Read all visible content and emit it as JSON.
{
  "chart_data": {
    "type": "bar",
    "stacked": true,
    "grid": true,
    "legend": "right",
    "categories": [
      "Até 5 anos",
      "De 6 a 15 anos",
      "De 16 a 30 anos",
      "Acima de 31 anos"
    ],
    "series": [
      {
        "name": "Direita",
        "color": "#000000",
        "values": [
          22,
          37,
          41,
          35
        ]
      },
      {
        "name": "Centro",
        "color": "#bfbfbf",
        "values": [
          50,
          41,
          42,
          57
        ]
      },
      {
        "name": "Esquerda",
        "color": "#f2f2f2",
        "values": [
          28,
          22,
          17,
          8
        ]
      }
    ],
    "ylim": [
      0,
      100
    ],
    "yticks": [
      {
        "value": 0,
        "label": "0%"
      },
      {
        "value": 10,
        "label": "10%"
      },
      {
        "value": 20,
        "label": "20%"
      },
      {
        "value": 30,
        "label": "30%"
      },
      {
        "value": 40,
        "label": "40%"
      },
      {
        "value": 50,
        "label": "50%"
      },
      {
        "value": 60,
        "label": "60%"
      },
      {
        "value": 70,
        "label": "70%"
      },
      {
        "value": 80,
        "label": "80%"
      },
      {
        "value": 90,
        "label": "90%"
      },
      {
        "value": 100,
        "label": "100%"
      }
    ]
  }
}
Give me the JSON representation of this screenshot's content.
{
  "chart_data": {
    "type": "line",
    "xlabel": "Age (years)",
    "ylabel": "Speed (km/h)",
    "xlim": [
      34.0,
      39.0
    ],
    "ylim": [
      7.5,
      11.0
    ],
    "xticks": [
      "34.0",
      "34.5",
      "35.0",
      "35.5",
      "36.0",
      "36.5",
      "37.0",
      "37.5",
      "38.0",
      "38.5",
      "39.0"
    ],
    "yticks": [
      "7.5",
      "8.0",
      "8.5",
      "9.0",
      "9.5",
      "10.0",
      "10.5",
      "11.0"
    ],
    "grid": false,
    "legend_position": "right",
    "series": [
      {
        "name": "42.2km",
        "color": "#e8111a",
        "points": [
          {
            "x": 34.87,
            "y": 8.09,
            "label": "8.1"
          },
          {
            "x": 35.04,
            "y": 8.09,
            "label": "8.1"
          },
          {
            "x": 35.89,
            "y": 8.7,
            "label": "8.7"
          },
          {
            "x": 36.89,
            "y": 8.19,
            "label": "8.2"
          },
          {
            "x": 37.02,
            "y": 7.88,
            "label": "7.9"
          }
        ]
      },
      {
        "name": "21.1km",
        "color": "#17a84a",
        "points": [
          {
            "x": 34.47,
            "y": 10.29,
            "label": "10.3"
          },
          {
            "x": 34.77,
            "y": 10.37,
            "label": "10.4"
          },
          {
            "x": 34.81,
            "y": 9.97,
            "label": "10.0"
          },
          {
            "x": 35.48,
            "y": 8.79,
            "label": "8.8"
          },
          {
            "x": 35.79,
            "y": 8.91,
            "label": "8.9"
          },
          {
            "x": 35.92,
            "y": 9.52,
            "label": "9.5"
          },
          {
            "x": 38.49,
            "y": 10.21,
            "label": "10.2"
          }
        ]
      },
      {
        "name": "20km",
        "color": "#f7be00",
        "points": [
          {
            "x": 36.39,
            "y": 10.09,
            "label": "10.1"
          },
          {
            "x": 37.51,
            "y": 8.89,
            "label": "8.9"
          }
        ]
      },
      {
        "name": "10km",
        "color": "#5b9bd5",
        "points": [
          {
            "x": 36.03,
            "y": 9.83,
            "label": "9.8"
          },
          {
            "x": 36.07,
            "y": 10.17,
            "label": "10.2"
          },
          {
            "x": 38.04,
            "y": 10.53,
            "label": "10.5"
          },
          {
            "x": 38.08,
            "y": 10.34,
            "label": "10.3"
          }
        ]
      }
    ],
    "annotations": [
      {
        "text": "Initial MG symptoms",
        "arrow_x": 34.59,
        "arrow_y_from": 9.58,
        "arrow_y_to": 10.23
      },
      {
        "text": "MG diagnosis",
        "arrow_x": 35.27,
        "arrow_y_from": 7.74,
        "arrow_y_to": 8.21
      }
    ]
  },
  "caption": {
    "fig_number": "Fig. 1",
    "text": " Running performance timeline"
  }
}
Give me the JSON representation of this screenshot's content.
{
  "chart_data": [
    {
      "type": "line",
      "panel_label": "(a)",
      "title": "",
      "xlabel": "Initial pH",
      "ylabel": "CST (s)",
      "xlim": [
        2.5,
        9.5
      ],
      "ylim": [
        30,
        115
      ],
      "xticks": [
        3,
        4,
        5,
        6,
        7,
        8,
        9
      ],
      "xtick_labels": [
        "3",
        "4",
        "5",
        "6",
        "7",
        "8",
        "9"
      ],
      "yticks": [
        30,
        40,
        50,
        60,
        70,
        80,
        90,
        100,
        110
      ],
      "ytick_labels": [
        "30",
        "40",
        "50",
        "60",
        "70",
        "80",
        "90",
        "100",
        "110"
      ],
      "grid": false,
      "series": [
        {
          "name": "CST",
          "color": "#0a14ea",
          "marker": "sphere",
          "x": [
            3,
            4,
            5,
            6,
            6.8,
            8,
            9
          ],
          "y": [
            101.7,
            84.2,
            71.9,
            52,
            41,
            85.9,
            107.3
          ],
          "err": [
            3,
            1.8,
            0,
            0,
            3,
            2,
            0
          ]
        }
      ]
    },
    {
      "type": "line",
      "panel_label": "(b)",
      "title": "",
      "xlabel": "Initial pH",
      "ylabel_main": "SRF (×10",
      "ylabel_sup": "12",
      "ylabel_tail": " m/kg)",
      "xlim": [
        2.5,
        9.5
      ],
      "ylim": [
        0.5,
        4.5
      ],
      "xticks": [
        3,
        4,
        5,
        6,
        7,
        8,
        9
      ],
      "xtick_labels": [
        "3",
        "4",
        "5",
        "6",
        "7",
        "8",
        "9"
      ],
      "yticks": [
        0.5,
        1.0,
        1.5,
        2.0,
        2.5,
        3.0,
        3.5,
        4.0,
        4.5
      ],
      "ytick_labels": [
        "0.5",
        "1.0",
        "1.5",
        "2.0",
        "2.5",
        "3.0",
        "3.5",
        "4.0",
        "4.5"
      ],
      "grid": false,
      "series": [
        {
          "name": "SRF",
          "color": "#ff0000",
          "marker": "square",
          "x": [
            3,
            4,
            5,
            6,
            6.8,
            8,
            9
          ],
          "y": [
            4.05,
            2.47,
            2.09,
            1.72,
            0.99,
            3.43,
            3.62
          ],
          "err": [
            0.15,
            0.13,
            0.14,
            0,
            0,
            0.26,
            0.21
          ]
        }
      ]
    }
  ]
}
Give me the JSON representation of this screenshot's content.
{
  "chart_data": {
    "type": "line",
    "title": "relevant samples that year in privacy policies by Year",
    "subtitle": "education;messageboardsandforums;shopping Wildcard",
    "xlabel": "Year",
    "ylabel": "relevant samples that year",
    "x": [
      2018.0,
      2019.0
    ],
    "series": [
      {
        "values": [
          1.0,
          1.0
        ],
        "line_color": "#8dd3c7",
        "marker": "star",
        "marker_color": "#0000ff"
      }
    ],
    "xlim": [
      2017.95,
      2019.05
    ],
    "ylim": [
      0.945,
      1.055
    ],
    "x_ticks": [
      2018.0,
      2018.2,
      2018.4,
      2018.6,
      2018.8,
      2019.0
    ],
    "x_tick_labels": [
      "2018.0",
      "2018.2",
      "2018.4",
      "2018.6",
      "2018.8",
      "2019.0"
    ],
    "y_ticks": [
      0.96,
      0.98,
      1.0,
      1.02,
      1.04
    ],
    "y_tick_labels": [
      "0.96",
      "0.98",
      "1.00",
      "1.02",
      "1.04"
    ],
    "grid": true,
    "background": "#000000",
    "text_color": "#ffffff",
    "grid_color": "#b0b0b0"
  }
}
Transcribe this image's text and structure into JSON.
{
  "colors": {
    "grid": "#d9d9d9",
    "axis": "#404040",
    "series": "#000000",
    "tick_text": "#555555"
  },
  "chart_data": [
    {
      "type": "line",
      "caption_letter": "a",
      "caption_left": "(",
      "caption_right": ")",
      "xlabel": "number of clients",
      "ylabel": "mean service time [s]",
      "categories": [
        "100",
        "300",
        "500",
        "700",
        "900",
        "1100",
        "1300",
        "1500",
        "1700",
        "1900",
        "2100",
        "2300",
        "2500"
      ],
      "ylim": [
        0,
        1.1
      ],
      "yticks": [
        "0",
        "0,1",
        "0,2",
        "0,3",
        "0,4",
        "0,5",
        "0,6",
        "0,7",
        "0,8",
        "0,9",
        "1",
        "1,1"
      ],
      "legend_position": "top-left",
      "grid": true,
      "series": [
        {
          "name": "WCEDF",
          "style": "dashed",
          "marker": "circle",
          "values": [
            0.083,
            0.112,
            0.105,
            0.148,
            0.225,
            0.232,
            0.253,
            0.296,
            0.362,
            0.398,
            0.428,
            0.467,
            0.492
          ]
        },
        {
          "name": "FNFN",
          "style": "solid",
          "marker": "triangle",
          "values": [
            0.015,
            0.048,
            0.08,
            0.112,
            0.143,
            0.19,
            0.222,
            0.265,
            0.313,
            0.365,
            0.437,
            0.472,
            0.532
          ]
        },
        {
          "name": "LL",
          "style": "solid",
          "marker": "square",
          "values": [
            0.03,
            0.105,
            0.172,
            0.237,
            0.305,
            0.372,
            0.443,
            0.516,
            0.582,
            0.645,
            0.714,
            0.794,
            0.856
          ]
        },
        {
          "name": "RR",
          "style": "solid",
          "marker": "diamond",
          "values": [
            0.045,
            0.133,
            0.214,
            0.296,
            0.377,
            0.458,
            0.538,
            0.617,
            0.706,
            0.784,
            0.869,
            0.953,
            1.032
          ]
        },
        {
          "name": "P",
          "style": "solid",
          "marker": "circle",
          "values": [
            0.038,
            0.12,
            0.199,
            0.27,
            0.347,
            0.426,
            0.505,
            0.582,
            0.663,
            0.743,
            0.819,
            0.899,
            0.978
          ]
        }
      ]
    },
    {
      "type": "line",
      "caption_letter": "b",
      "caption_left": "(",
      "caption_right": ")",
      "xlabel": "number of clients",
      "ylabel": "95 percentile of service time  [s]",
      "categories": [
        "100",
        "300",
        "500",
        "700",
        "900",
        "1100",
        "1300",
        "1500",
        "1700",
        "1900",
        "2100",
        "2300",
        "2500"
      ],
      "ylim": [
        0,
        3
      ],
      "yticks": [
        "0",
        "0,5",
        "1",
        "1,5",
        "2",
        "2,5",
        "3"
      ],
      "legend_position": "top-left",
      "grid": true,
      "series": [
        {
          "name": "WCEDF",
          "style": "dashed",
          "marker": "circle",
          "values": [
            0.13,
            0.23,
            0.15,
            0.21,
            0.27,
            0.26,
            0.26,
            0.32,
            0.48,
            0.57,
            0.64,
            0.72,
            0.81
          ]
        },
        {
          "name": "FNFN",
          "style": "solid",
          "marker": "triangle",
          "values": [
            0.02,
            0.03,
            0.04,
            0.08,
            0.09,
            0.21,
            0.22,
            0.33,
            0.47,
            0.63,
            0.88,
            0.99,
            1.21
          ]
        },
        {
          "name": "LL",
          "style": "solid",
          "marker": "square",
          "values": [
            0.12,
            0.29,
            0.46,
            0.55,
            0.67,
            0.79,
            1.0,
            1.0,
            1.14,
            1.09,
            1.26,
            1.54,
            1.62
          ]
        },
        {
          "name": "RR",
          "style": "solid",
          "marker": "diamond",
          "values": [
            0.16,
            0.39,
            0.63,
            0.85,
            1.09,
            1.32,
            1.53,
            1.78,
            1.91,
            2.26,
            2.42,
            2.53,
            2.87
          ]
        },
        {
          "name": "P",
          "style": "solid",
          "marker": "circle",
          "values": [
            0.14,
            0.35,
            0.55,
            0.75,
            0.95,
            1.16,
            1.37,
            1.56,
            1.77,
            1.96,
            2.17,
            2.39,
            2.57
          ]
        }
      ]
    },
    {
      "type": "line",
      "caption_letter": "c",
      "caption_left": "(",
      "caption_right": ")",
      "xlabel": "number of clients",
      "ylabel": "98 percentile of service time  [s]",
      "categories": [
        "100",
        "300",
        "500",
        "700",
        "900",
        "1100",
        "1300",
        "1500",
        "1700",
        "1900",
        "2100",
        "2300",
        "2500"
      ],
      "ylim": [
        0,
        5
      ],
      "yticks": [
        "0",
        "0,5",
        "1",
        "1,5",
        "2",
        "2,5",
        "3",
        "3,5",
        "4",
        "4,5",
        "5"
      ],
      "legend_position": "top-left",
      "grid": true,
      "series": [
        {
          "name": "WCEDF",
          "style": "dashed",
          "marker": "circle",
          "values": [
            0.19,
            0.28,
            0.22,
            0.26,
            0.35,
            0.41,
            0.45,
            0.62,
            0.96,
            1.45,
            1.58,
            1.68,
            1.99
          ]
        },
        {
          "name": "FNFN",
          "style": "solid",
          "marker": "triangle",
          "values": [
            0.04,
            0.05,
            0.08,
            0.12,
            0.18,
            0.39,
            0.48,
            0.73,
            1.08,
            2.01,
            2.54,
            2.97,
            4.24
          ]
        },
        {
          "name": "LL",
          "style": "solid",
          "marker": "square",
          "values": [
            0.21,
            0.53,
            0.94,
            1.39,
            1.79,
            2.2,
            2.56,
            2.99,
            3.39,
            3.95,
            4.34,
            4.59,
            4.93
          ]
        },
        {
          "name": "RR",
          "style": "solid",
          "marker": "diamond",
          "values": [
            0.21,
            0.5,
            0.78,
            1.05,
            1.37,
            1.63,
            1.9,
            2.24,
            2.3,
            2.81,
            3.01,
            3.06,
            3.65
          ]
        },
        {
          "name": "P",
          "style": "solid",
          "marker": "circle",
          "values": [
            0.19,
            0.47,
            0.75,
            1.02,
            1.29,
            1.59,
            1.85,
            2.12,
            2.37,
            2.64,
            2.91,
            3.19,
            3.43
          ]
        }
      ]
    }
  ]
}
--*--
Collect each line of the entries that has the word "samples", copying it in full.

    "title": "relevant samples that year in privacy policies by Year",
    "ylabel": "relevant samples that year",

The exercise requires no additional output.